Recorded data
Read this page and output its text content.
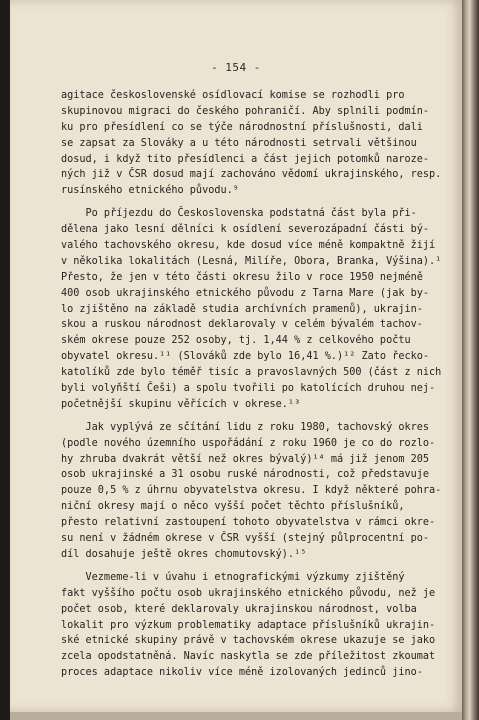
- 154 -
agitace československé osídlovací komise se rozhodli pro
skupinovou migraci do českého pohraničí. Aby splnili podmín-
ku pro přesídlení co se týče národnostní příslušnosti, dali
se zapsat za Slováky a u této národnosti setrvali většinou
dosud, i když tito přesídlenci a část jejich potomků naroze-
ných již v ČSR dosud mají zachováno vědomí ukrajinského, resp.
rusínského etnického původu.⁹
Po příjezdu do Československa podstatná část byla při-
dělena jako lesní dělníci k osídlení severozápadní části bý-
valého tachovského okresu, kde dosud více méně kompaktně žijí
v několika lokalitách (Lesná, Milíře, Obora, Branka, Výšina).¹
Přesto, že jen v této části okresu žilo v roce 1950 nejméně
400 osob ukrajinského etnického původu z Tarna Mare (jak by-
lo zjištěno na základě studia archívních pramenů), ukrajin-
skou a ruskou národnost deklarovaly v celém bývalém tachov-
ském okrese pouze 252 osoby, tj. 1,44 % z celkového počtu
obyvatel okresu.¹¹ (Slováků zde bylo 16,41 %.)¹² Zato řecko-
katolíků zde bylo téměř tisíc a pravoslavných 500 (část z nich
byli volyňští Češi) a spolu tvořili po katolících druhou nej-
početnější skupinu věřících v okrese.¹³
Jak vyplývá ze sčítání lidu z roku 1980, tachovský okres
(podle nového územního uspořádání z roku 1960 je co do rozlo-
hy zhruba dvakrát větší než okres bývalý)¹⁴ má již jenom 205
osob ukrajinské a 31 osobu ruské národnosti, což představuje
pouze 0,5 % z úhrnu obyvatelstva okresu. I když některé pohra-
niční okresy mají o něco vyšší počet těchto příslušníků,
přesto relativní zastoupení tohoto obyvatelstva v rámci okre-
su není v žádném okrese v ČSR vyšší (stejný půlprocentní po-
díl dosahuje ještě okres chomutovský).¹⁵
Vezmeme-li v úvahu i etnografickými výzkumy zjištěný
fakt vyššího počtu osob ukrajinského etnického původu, než je
počet osob, které deklarovaly ukrajinskou národnost, volba
lokalit pro výzkum problematiky adaptace příslušníků ukrajin-
ské etnické skupiny právě v tachovském okrese ukazuje se jako
zcela opodstatněná. Navíc naskytla se zde příležitost zkoumat
proces adaptace nikoliv více méně izolovaných jedinců jino-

Exercise objective
Take the listing above and print it exactly, apart from the pictures.

Correct result
Read this page and output its text content.
- 154 -
agitace československé osídlovací komise se rozhodli pro
skupinovou migraci do českého pohraničí. Aby splnili podmín-
ku pro přesídlení co se týče národnostní příslušnosti, dali
se zapsat za Slováky a u této národnosti setrvali většinou
dosud, i když tito přesídlenci a část jejich potomků naroze-
ných již v ČSR dosud mají zachováno vědomí ukrajinského, resp.
rusínského etnického původu.⁹
Po příjezdu do Československa podstatná část byla při-
dělena jako lesní dělníci k osídlení severozápadní části bý-
valého tachovského okresu, kde dosud více méně kompaktně žijí
v několika lokalitách (Lesná, Milíře, Obora, Branka, Výšina).¹
Přesto, že jen v této části okresu žilo v roce 1950 nejméně
400 osob ukrajinského etnického původu z Tarna Mare (jak by-
lo zjištěno na základě studia archívních pramenů), ukrajin-
skou a ruskou národnost deklarovaly v celém bývalém tachov-
ském okrese pouze 252 osoby, tj. 1,44 % z celkového počtu
obyvatel okresu.¹¹ (Slováků zde bylo 16,41 %.)¹² Zato řecko-
katolíků zde bylo téměř tisíc a pravoslavných 500 (část z nich
byli volyňští Češi) a spolu tvořili po katolících druhou nej-
početnější skupinu věřících v okrese.¹³
Jak vyplývá ze sčítání lidu z roku 1980, tachovský okres
(podle nového územního uspořádání z roku 1960 je co do rozlo-
hy zhruba dvakrát větší než okres bývalý)¹⁴ má již jenom 205
osob ukrajinské a 31 osobu ruské národnosti, což představuje
pouze 0,5 % z úhrnu obyvatelstva okresu. I když některé pohra-
niční okresy mají o něco vyšší počet těchto příslušníků,
přesto relativní zastoupení tohoto obyvatelstva v rámci okre-
su není v žádném okrese v ČSR vyšší (stejný půlprocentní po-
díl dosahuje ještě okres chomutovský).¹⁵
Vezmeme-li v úvahu i etnografickými výzkumy zjištěný
fakt vyššího počtu osob ukrajinského etnického původu, než je
počet osob, které deklarovaly ukrajinskou národnost, volba
lokalit pro výzkum problematiky adaptace příslušníků ukrajin-
ské etnické skupiny právě v tachovském okrese ukazuje se jako
zcela opodstatněná. Navíc naskytla se zde příležitost zkoumat
proces adaptace nikoliv více méně izolovaných jedinců jino-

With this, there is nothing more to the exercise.